MATERIAL FOR THE TASK:
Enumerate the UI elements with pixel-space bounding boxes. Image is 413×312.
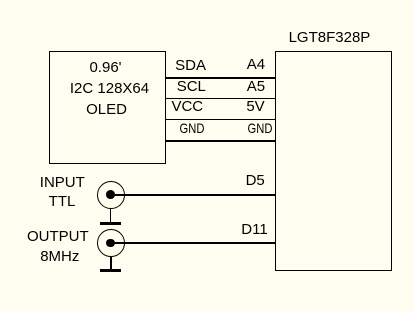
pin label SCL	[177, 79, 206, 94]
pin label SDA	[175, 58, 206, 73]
wire VCC to 5V	[165, 119, 275, 121]
pin label D5	[246, 173, 265, 188]
wire D11 from J2 to MCU	[111, 242, 276, 244]
connector J1 center pin dot	[106, 190, 115, 199]
pin label A5	[247, 79, 265, 94]
wire J2 shield to ground	[110, 257, 112, 270]
OLED value label 0.96'	[89, 60, 121, 75]
label OUTPUT	[27, 229, 89, 244]
wire J1 shield to ground	[110, 209, 112, 223]
wire GND to GND	[165, 140, 275, 142]
OLED value label OLED	[86, 102, 127, 117]
pin label GND right	[247, 121, 272, 135]
connector J1 input circle	[97, 181, 125, 209]
wire SDA to A4	[165, 77, 275, 79]
OLED value label I2C 128X64	[70, 81, 149, 96]
pin label 5V	[246, 99, 264, 114]
connector J2 center pin dot	[106, 239, 115, 248]
label 8MHz	[40, 249, 79, 264]
OLED display module box	[49, 51, 166, 164]
wire D5 from J1 to MCU	[111, 194, 276, 196]
label TTL	[49, 194, 76, 209]
wire SCL to A5	[165, 98, 275, 100]
label INPUT	[40, 175, 85, 190]
MCU U1 box LGT8F328P	[275, 51, 392, 271]
connector J2 output circle	[97, 229, 125, 257]
pin label GND left	[180, 121, 205, 135]
IC U1 label LGT8F328P	[289, 30, 371, 45]
pin label A4	[247, 57, 265, 72]
ground symbol for J1	[100, 222, 121, 225]
pin label D11	[241, 222, 267, 237]
ground symbol for J2	[100, 269, 121, 272]
pin label VCC	[171, 99, 203, 114]
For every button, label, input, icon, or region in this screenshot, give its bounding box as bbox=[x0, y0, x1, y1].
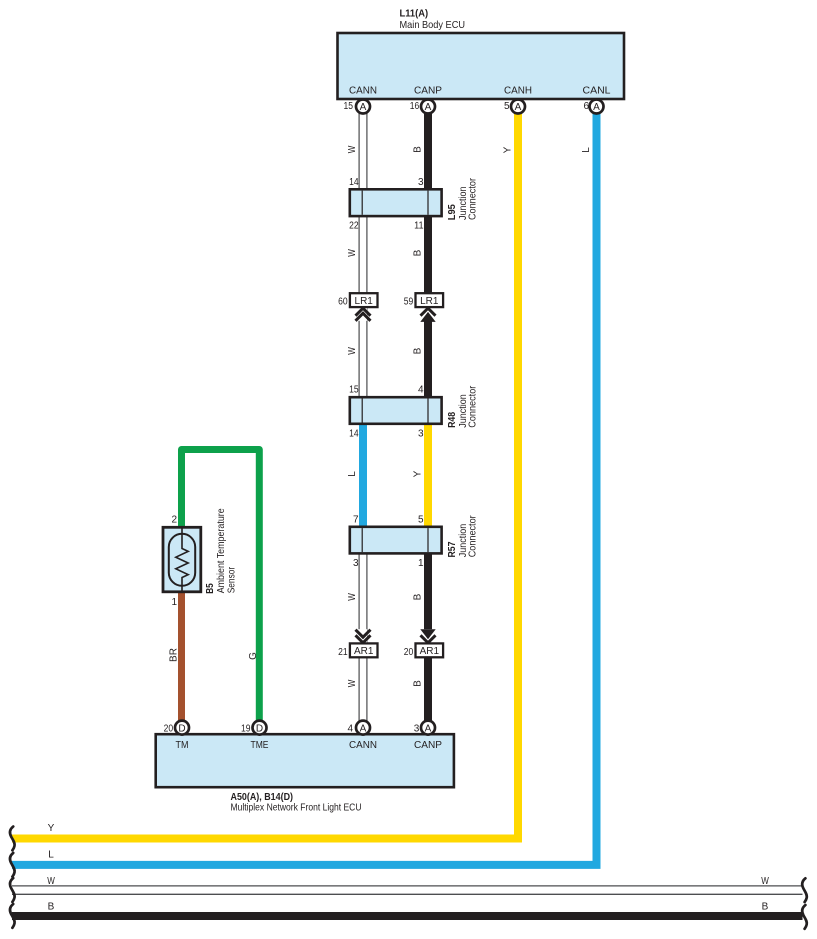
svg-text:Y: Y bbox=[413, 470, 424, 477]
svg-text:W: W bbox=[347, 679, 358, 687]
svg-text:20: 20 bbox=[164, 723, 174, 734]
svg-text:60: 60 bbox=[338, 297, 348, 308]
svg-text:20: 20 bbox=[404, 647, 414, 658]
svg-text:21: 21 bbox=[338, 647, 348, 658]
svg-text:W: W bbox=[347, 249, 358, 257]
svg-text:A: A bbox=[425, 102, 432, 113]
svg-text:L: L bbox=[347, 471, 358, 477]
svg-text:AR1: AR1 bbox=[420, 646, 440, 657]
svg-text:1: 1 bbox=[171, 597, 177, 608]
svg-text:A: A bbox=[360, 102, 367, 113]
svg-text:Connector: Connector bbox=[467, 515, 479, 557]
svg-text:A: A bbox=[515, 102, 522, 113]
svg-text:4: 4 bbox=[347, 723, 353, 734]
svg-text:3: 3 bbox=[418, 177, 424, 188]
svg-text:Y: Y bbox=[503, 146, 514, 153]
svg-text:3: 3 bbox=[353, 558, 359, 569]
svg-text:15: 15 bbox=[344, 101, 354, 112]
svg-text:4: 4 bbox=[418, 385, 424, 396]
svg-text:B: B bbox=[413, 146, 424, 153]
svg-text:14: 14 bbox=[349, 428, 359, 439]
svg-text:W: W bbox=[347, 347, 358, 355]
svg-text:2: 2 bbox=[171, 515, 177, 526]
svg-text:W: W bbox=[347, 593, 358, 601]
svg-text:3: 3 bbox=[418, 428, 424, 439]
svg-text:LR1: LR1 bbox=[355, 296, 374, 307]
svg-text:CANN: CANN bbox=[349, 739, 377, 751]
svg-text:LR1: LR1 bbox=[420, 296, 439, 307]
svg-text:L11(A): L11(A) bbox=[400, 8, 429, 20]
svg-text:Main Body ECU: Main Body ECU bbox=[400, 19, 466, 31]
svg-text:7: 7 bbox=[353, 514, 359, 525]
svg-text:B: B bbox=[762, 902, 769, 913]
svg-text:Multiplex Network Front Light: Multiplex Network Front Light ECU bbox=[231, 801, 362, 813]
svg-text:Connector: Connector bbox=[467, 178, 479, 220]
svg-text:Y: Y bbox=[48, 823, 55, 834]
svg-text:59: 59 bbox=[404, 297, 414, 308]
svg-text:TME: TME bbox=[251, 739, 269, 751]
svg-text:TM: TM bbox=[176, 739, 189, 751]
svg-text:D: D bbox=[178, 723, 185, 734]
svg-text:W: W bbox=[761, 876, 769, 887]
svg-text:CANP: CANP bbox=[414, 739, 442, 751]
svg-text:14: 14 bbox=[349, 177, 359, 188]
svg-text:1: 1 bbox=[418, 558, 424, 569]
svg-text:3: 3 bbox=[414, 723, 420, 734]
svg-text:5: 5 bbox=[418, 514, 424, 525]
svg-text:5: 5 bbox=[504, 101, 510, 112]
svg-text:Sensor: Sensor bbox=[225, 566, 237, 593]
svg-text:L: L bbox=[48, 849, 54, 860]
svg-text:CANH: CANH bbox=[504, 85, 532, 97]
svg-text:B: B bbox=[413, 347, 424, 354]
svg-text:BR: BR bbox=[168, 648, 179, 662]
svg-text:6: 6 bbox=[583, 101, 589, 112]
svg-text:B: B bbox=[48, 902, 55, 913]
svg-text:CANL: CANL bbox=[583, 85, 611, 97]
svg-text:15: 15 bbox=[349, 385, 359, 396]
svg-text:A: A bbox=[425, 723, 432, 734]
svg-text:B: B bbox=[413, 680, 424, 687]
svg-text:W: W bbox=[347, 145, 358, 153]
svg-text:16: 16 bbox=[410, 101, 420, 112]
svg-text:Connector: Connector bbox=[467, 385, 479, 427]
svg-text:A: A bbox=[360, 723, 367, 734]
svg-text:B: B bbox=[413, 593, 424, 600]
svg-text:CANN: CANN bbox=[349, 85, 377, 97]
svg-text:L: L bbox=[581, 147, 592, 153]
svg-text:W: W bbox=[47, 876, 55, 887]
svg-text:AR1: AR1 bbox=[354, 646, 374, 657]
svg-text:D: D bbox=[256, 723, 263, 734]
svg-text:A: A bbox=[593, 102, 600, 113]
svg-text:22: 22 bbox=[349, 221, 359, 232]
svg-text:19: 19 bbox=[241, 723, 251, 734]
svg-text:G: G bbox=[248, 652, 259, 660]
svg-text:CANP: CANP bbox=[414, 85, 442, 97]
svg-text:11: 11 bbox=[414, 221, 424, 232]
svg-text:B: B bbox=[413, 249, 424, 256]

TASK TO CARRY OUT: Present the lines of the listing from the line with "79, 206, 94]" to the line with "229, 89, 244]", both included, as a numbered list that leaves out blank lines.

SOLUTION:
1. pin label SCL	[177, 79, 206, 94]
2. pin label SDA	[175, 58, 206, 73]
3. wire VCC to 5V	[165, 119, 275, 121]
4. pin label D5	[246, 173, 265, 188]
5. wire D11 from J2 to MCU	[111, 242, 276, 244]
6. connector J1 center pin dot	[106, 190, 115, 199]
7. pin label A5	[247, 79, 265, 94]
8. wire J2 shield to ground	[110, 257, 112, 270]
9. OLED value label 0.96'	[89, 60, 121, 75]
10. label OUTPUT	[27, 229, 89, 244]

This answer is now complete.